Goals:
(a) In the article on European plant-based food sales, what does it say caused plant-based meat prices to rise, and how does that rise compare with animal meat prices?
(b) Repeat the part of the article on European plant-based food sales starting at "The research analysed" and ending at "risen by 11%.".

===== Passage to read =====

Studies & Numbers

European Plant-Based Food Sales Grow by 22%, Reaching a Record $5.7Bn

According to a report by GFI, European plant-based food sales have increased by 22% since 2020, taking the total value of the category to a record $5.7 billion.

The research analysed sales figures from 13 countries — Austria, Belgium, Denmark, France, Germany, Italy, the Netherlands, Poland, Portugal, Romania, Spain, Sweden, and the UK. It found that while plant-based sales have increased significantly, the prices of these foods have been much less affected by inflation than conventional animal products.

Plant-based meat sales grew by 21% between 2020 and 2022, while conventional meat sales decreased by 8%. Growth was significantly slower in 2022 than in 2021, but still positive; this is supported by recent market research, which found that growth is expected for the global alt meat market. Inflation has caused a 1% rise in plant-based meat prices, while animal meat prices have risen by 11%.

===== Data records =====

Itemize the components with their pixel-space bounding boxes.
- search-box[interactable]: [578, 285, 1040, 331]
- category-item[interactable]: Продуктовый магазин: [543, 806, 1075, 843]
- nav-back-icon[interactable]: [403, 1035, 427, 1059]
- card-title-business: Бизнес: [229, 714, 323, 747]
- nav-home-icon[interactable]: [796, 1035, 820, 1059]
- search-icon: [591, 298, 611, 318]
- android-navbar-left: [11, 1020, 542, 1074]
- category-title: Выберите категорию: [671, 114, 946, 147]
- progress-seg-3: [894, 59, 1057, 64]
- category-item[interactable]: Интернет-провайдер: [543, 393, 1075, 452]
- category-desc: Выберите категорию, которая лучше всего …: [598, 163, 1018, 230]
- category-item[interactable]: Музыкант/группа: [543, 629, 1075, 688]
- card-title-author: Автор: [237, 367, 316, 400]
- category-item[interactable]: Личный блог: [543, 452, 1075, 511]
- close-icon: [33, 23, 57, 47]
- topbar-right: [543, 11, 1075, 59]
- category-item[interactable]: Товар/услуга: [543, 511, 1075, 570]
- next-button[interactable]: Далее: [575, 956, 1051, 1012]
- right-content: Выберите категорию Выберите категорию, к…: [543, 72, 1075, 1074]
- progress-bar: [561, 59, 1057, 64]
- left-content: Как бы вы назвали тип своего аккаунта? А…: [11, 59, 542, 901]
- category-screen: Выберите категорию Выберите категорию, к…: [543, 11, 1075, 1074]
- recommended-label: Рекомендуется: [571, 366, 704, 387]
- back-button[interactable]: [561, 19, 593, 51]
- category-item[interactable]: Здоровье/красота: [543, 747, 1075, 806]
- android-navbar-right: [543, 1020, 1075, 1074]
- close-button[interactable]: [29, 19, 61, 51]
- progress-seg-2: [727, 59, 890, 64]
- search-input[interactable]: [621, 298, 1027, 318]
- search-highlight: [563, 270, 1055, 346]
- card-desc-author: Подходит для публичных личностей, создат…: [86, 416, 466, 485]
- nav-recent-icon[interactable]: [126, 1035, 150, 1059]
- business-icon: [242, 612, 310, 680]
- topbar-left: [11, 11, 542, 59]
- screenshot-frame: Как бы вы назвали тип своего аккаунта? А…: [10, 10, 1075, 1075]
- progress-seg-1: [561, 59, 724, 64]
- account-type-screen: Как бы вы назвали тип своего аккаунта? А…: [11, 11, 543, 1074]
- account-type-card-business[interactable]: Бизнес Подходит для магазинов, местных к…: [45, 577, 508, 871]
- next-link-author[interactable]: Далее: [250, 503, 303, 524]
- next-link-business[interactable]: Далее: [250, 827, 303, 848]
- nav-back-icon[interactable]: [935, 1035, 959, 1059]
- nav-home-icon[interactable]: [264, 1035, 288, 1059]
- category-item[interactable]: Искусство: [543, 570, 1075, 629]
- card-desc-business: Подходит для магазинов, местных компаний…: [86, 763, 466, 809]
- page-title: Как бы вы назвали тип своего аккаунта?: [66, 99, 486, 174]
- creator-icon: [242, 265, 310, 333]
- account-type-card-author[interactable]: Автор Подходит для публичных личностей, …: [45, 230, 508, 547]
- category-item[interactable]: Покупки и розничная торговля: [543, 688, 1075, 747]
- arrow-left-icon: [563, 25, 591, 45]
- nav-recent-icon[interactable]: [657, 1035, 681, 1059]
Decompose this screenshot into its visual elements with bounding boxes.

=====
===== Data records =====

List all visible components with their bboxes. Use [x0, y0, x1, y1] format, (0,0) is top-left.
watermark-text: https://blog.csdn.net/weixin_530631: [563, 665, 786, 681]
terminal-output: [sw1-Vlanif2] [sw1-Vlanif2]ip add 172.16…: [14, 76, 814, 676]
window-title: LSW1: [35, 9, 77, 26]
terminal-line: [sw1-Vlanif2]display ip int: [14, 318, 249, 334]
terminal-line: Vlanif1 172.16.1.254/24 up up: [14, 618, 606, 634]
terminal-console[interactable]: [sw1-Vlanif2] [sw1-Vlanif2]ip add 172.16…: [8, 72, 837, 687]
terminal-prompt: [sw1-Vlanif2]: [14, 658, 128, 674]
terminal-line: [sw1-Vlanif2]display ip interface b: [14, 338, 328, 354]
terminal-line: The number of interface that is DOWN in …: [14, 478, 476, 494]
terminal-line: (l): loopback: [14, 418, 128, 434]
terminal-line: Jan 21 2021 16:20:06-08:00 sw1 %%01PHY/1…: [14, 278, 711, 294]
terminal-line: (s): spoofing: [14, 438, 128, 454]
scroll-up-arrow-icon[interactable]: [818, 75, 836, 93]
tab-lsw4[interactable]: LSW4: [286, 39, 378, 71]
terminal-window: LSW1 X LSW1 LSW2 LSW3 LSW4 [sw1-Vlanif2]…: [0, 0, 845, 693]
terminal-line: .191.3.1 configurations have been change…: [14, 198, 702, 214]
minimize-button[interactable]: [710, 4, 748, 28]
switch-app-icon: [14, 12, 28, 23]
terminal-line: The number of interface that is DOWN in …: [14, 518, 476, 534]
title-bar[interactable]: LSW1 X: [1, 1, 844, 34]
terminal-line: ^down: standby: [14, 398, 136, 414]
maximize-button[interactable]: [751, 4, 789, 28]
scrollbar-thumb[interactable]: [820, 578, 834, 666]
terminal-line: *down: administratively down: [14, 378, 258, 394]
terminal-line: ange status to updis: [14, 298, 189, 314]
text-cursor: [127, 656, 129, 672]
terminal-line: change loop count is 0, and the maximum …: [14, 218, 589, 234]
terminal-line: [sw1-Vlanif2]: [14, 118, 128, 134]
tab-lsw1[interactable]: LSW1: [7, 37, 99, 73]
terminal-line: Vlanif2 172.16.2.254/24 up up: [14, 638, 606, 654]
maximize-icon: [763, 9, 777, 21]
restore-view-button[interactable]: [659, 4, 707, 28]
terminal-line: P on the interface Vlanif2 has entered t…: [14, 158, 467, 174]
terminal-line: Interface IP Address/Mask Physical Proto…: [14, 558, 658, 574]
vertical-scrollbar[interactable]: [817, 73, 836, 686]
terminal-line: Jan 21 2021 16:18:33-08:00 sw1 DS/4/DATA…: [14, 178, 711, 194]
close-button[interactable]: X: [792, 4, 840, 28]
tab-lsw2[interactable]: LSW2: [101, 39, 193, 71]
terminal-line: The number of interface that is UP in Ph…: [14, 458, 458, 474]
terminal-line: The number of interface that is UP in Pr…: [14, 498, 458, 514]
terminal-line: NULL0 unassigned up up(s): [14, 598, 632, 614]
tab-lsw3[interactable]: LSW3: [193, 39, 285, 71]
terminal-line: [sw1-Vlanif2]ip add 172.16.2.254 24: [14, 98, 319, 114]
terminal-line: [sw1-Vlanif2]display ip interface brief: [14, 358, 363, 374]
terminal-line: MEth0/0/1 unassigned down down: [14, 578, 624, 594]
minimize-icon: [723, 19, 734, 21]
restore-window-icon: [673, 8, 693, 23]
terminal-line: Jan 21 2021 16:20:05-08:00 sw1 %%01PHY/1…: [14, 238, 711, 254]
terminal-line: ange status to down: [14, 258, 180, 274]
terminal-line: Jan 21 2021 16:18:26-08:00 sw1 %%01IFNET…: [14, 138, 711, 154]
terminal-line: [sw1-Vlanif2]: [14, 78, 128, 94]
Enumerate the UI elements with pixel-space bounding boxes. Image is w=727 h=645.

=====

Task-by-task results:
(a) Inflation caused a 1% rise in plant-based meat prices, while animal meat prices rose by 11%.

(b)
The research analysed sales figures from 13 countries — Austria, Belgium, Denmark, France, Germany, Italy, the Netherlands, Poland, Portugal, Romania, Spain, Sweden, and the UK. It found that while plant-based sales have increased significantly, the prices of these foods have been much less affected by inflation than conventional animal products.

Plant-based meat sales grew by 21% between 2020 and 2022, while conventional meat sales decreased by 8%. Growth was significantly slower in 2022 than in 2021, but still positive; this is supported by recent market research, which found that growth is expected for the global alt meat market. Inflation has caused a 1% rise in plant-based meat prices, while animal meat prices have risen by 11%.